Scan the entries below and report only how many lines contain "name".

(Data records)
►

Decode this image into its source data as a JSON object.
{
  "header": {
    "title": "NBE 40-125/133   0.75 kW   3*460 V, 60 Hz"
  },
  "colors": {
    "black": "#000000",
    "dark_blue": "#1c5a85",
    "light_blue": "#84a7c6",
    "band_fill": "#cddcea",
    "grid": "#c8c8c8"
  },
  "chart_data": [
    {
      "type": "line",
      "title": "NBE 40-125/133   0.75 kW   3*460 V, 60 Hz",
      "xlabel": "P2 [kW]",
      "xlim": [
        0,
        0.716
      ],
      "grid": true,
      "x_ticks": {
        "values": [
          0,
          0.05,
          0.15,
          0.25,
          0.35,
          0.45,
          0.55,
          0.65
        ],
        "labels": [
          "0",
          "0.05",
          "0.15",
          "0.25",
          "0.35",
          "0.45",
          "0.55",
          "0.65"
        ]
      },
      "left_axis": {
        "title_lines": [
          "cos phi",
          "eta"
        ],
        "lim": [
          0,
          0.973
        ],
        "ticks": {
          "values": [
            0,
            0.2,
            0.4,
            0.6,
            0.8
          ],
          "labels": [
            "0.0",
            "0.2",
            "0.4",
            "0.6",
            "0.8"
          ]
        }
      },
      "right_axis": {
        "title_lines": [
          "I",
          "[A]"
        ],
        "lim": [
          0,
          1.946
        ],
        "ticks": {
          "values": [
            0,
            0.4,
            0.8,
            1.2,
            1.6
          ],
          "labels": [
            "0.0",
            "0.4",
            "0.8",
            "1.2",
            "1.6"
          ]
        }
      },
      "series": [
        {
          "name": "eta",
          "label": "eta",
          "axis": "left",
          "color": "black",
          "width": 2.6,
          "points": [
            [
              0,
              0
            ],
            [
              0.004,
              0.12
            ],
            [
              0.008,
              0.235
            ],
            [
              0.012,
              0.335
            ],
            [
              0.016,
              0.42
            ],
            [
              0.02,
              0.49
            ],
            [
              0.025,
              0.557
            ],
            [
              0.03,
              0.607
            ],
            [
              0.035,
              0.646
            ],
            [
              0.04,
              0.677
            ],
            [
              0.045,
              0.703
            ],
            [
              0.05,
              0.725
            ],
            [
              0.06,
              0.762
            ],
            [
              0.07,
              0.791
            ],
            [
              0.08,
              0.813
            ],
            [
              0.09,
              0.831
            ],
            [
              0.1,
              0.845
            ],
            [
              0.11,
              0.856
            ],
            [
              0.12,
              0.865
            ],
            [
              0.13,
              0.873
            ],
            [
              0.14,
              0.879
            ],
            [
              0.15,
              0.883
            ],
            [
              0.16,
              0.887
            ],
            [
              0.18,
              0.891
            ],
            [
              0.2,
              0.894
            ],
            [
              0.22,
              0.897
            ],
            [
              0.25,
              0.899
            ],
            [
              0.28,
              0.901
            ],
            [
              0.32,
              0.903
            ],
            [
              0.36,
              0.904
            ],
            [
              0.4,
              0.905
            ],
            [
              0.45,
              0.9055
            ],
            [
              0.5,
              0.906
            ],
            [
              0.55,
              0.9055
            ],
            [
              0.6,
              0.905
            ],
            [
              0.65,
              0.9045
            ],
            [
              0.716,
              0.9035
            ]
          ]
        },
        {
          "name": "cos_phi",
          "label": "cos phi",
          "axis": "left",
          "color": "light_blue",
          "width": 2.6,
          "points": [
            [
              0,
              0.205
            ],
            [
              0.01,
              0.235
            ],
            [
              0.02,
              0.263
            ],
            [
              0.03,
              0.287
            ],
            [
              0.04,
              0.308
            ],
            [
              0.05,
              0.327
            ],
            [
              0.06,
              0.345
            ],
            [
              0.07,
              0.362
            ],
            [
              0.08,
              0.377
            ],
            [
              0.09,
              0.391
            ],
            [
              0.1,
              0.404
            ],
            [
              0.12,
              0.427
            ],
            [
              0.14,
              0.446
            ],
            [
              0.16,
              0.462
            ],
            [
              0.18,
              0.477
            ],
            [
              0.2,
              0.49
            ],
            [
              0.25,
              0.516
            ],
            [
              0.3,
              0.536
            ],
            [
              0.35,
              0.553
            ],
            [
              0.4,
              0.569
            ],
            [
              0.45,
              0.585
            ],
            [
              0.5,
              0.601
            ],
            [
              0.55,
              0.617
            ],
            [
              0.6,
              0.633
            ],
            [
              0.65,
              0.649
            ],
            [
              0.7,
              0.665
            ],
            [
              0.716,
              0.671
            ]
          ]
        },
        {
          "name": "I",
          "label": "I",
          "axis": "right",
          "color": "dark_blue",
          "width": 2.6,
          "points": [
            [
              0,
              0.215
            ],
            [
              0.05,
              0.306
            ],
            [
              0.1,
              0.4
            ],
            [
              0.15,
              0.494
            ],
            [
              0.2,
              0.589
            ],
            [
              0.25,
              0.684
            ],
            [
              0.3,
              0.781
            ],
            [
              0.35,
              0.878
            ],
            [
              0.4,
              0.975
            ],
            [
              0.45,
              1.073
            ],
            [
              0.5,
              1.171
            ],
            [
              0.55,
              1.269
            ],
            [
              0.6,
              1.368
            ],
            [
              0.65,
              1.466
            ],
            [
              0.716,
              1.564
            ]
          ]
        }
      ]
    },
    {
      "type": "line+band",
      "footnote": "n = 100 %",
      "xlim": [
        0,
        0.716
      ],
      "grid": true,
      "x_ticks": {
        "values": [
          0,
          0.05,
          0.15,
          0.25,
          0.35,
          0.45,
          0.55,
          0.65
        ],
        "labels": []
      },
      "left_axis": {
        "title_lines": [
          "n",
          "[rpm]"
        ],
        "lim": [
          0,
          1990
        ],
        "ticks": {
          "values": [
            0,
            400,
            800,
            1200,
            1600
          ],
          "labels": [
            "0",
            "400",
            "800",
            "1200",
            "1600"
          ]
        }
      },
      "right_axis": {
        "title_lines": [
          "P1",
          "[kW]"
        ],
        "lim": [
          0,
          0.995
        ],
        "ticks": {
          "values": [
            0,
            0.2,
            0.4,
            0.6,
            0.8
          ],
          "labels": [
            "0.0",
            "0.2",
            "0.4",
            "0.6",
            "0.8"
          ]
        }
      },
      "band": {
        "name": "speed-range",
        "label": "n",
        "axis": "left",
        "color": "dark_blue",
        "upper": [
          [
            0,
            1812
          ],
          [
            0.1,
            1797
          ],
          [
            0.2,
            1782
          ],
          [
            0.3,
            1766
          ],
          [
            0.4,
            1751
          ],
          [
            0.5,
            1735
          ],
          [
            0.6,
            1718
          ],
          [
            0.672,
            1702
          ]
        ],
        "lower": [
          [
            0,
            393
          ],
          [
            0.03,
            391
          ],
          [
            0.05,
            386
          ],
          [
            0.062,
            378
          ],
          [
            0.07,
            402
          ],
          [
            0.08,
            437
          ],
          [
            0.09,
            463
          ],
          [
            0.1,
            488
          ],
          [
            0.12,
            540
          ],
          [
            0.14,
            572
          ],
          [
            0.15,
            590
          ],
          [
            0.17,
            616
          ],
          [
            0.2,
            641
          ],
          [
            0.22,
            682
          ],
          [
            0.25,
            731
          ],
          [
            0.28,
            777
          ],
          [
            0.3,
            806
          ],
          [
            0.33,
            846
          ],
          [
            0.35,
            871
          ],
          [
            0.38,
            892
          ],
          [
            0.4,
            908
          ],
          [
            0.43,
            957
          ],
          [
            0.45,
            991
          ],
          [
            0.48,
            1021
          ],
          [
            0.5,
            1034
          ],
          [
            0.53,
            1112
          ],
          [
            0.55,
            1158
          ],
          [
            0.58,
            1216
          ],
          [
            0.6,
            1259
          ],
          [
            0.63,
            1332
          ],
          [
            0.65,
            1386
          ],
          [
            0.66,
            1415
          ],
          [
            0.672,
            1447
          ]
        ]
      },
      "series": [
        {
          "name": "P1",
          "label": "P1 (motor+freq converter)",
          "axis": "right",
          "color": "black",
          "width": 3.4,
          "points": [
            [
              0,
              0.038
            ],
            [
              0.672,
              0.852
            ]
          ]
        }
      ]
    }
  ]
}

◄

Exercise output:
5